* Start Data shown *
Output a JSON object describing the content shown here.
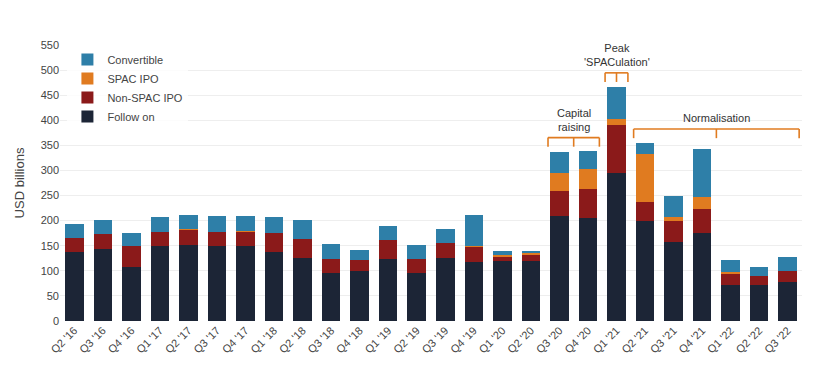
{
  "chart_data": {
    "type": "bar",
    "stacked": true,
    "categories": [
      "Q2 '16",
      "Q3 '16",
      "Q4 '16",
      "Q1 '17",
      "Q2 '17",
      "Q3 '17",
      "Q4 '17",
      "Q1 '18",
      "Q2 '18",
      "Q3 '18",
      "Q4 '18",
      "Q1 '19",
      "Q2 '19",
      "Q3 '19",
      "Q4 '19",
      "Q1 '20",
      "Q2 '20",
      "Q3 '20",
      "Q4 '20",
      "Q1 '21",
      "Q2 '21",
      "Q3 '21",
      "Q4 '21",
      "Q1 '22",
      "Q2 '22",
      "Q3 '22"
    ],
    "series": [
      {
        "name": "Follow on",
        "color": "#1c2536",
        "values": [
          138,
          143,
          108,
          150,
          152,
          150,
          150,
          138,
          125,
          95,
          100,
          123,
          95,
          125,
          118,
          120,
          120,
          210,
          205,
          295,
          200,
          158,
          175,
          72,
          72,
          78
        ]
      },
      {
        "name": "Non-SPAC IPO",
        "color": "#8b1a1a",
        "values": [
          28,
          30,
          42,
          28,
          30,
          28,
          28,
          38,
          38,
          28,
          22,
          38,
          28,
          30,
          30,
          8,
          12,
          50,
          58,
          95,
          38,
          42,
          48,
          22,
          18,
          22
        ]
      },
      {
        "name": "SPAC IPO",
        "color": "#e07b20",
        "values": [
          0,
          0,
          0,
          0,
          1,
          0,
          1,
          0,
          0,
          0,
          0,
          0,
          0,
          0,
          1,
          3,
          3,
          35,
          40,
          12,
          95,
          8,
          25,
          3,
          0,
          0
        ]
      },
      {
        "name": "Convertible",
        "color": "#2e7fa8",
        "values": [
          28,
          28,
          25,
          30,
          28,
          32,
          30,
          32,
          38,
          30,
          20,
          28,
          28,
          28,
          62,
          8,
          5,
          42,
          35,
          65,
          22,
          42,
          95,
          25,
          18,
          28
        ]
      }
    ],
    "ylabel": "USD billions",
    "ylim": [
      0,
      550
    ],
    "yticks": [
      0,
      50,
      100,
      150,
      200,
      250,
      300,
      350,
      400,
      450,
      500,
      550
    ],
    "grid": true,
    "legend": "upper left",
    "annotations": [
      {
        "text": "Capital\nraising",
        "start": "Q3 '20",
        "end": "Q4 '20",
        "color": "#e07b20"
      },
      {
        "text": "Peak\n'SPACulation'",
        "start": "Q1 '21",
        "end": "Q1 '21",
        "color": "#e07b20"
      },
      {
        "text": "Normalisation",
        "start": "Q2 '21",
        "end": "Q3 '22",
        "color": "#e07b20"
      }
    ]
  }
}
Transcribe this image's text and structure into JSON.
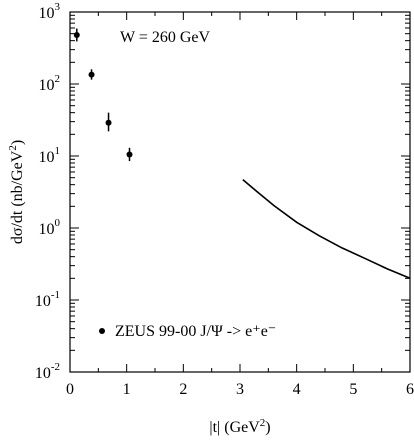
{
  "chart_data": {
    "type": "scatter",
    "annotation": "W = 260 GeV",
    "xlabel": "|t| (GeV²)",
    "ylabel": "dσ/dt (nb/GeV²)",
    "xlim": [
      0,
      6
    ],
    "ylim": [
      0.01,
      1000
    ],
    "yscale": "log",
    "grid": false,
    "legend_position": "bottom-left",
    "x_ticks": [
      "0",
      "1",
      "2",
      "3",
      "4",
      "5",
      "6"
    ],
    "y_ticks": [
      {
        "base": "10",
        "exp": "-2"
      },
      {
        "base": "10",
        "exp": "-1"
      },
      {
        "base": "10",
        "exp": "0"
      },
      {
        "base": "10",
        "exp": "1"
      },
      {
        "base": "10",
        "exp": "2"
      },
      {
        "base": "10",
        "exp": "3"
      }
    ],
    "series": [
      {
        "name": "ZEUS 99-00 J/Ψ -> e⁺e⁻",
        "kind": "points",
        "x": [
          0.12,
          0.38,
          0.68,
          1.05
        ],
        "y": [
          480,
          135,
          29,
          10.5
        ],
        "err_low": [
          390,
          115,
          22,
          8.5
        ],
        "err_high": [
          590,
          160,
          40,
          13
        ]
      },
      {
        "kind": "line",
        "x": [
          3.05,
          3.3,
          3.6,
          4.0,
          4.4,
          4.8,
          5.2,
          5.6,
          6.0
        ],
        "y": [
          4.7,
          3.2,
          2.05,
          1.2,
          0.78,
          0.53,
          0.38,
          0.27,
          0.2
        ]
      }
    ]
  }
}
* End Data shown *
> Task statement
All records above are to be printed exactly, minus the pictures they contain.

> Output of the exercise
Output a JSON object describing the content shown here.
{
  "chart_data": {
    "type": "bar",
    "stacked": true,
    "categories": [
      "Q2 '16",
      "Q3 '16",
      "Q4 '16",
      "Q1 '17",
      "Q2 '17",
      "Q3 '17",
      "Q4 '17",
      "Q1 '18",
      "Q2 '18",
      "Q3 '18",
      "Q4 '18",
      "Q1 '19",
      "Q2 '19",
      "Q3 '19",
      "Q4 '19",
      "Q1 '20",
      "Q2 '20",
      "Q3 '20",
      "Q4 '20",
      "Q1 '21",
      "Q2 '21",
      "Q3 '21",
      "Q4 '21",
      "Q1 '22",
      "Q2 '22",
      "Q3 '22"
    ],
    "series": [
      {
        "name": "Follow on",
        "color": "#1c2536",
        "values": [
          138,
          143,
          108,
          150,
          152,
          150,
          150,
          138,
          125,
          95,
          100,
          123,
          95,
          125,
          118,
          120,
          120,
          210,
          205,
          295,
          200,
          158,
          175,
          72,
          72,
          78
        ]
      },
      {
        "name": "Non-SPAC IPO",
        "color": "#8b1a1a",
        "values": [
          28,
          30,
          42,
          28,
          30,
          28,
          28,
          38,
          38,
          28,
          22,
          38,
          28,
          30,
          30,
          8,
          12,
          50,
          58,
          95,
          38,
          42,
          48,
          22,
          18,
          22
        ]
      },
      {
        "name": "SPAC IPO",
        "color": "#e07b20",
        "values": [
          0,
          0,
          0,
          0,
          1,
          0,
          1,
          0,
          0,
          0,
          0,
          0,
          0,
          0,
          1,
          3,
          3,
          35,
          40,
          12,
          95,
          8,
          25,
          3,
          0,
          0
        ]
      },
      {
        "name": "Convertible",
        "color": "#2e7fa8",
        "values": [
          28,
          28,
          25,
          30,
          28,
          32,
          30,
          32,
          38,
          30,
          20,
          28,
          28,
          28,
          62,
          8,
          5,
          42,
          35,
          65,
          22,
          42,
          95,
          25,
          18,
          28
        ]
      }
    ],
    "ylabel": "USD billions",
    "ylim": [
      0,
      550
    ],
    "yticks": [
      0,
      50,
      100,
      150,
      200,
      250,
      300,
      350,
      400,
      450,
      500,
      550
    ],
    "grid": true,
    "legend": "upper left",
    "annotations": [
      {
        "text": "Capital\nraising",
        "start": "Q3 '20",
        "end": "Q4 '20",
        "color": "#e07b20"
      },
      {
        "text": "Peak\n'SPACulation'",
        "start": "Q1 '21",
        "end": "Q1 '21",
        "color": "#e07b20"
      },
      {
        "text": "Normalisation",
        "start": "Q2 '21",
        "end": "Q3 '22",
        "color": "#e07b20"
      }
    ]
  }
}
Transcribe this image's text and structure into JSON.
{
  "chart_data": {
    "type": "scatter",
    "annotation": "W = 260 GeV",
    "xlabel": "|t| (GeV²)",
    "ylabel": "dσ/dt (nb/GeV²)",
    "xlim": [
      0,
      6
    ],
    "ylim": [
      0.01,
      1000
    ],
    "yscale": "log",
    "grid": false,
    "legend_position": "bottom-left",
    "x_ticks": [
      "0",
      "1",
      "2",
      "3",
      "4",
      "5",
      "6"
    ],
    "y_ticks": [
      {
        "base": "10",
        "exp": "-2"
      },
      {
        "base": "10",
        "exp": "-1"
      },
      {
        "base": "10",
        "exp": "0"
      },
      {
        "base": "10",
        "exp": "1"
      },
      {
        "base": "10",
        "exp": "2"
      },
      {
        "base": "10",
        "exp": "3"
      }
    ],
    "series": [
      {
        "name": "ZEUS 99-00 J/Ψ -> e⁺e⁻",
        "kind": "points",
        "x": [
          0.12,
          0.38,
          0.68,
          1.05
        ],
        "y": [
          480,
          135,
          29,
          10.5
        ],
        "err_low": [
          390,
          115,
          22,
          8.5
        ],
        "err_high": [
          590,
          160,
          40,
          13
        ]
      },
      {
        "kind": "line",
        "x": [
          3.05,
          3.3,
          3.6,
          4.0,
          4.4,
          4.8,
          5.2,
          5.6,
          6.0
        ],
        "y": [
          4.7,
          3.2,
          2.05,
          1.2,
          0.78,
          0.53,
          0.38,
          0.27,
          0.2
        ]
      }
    ]
  }
}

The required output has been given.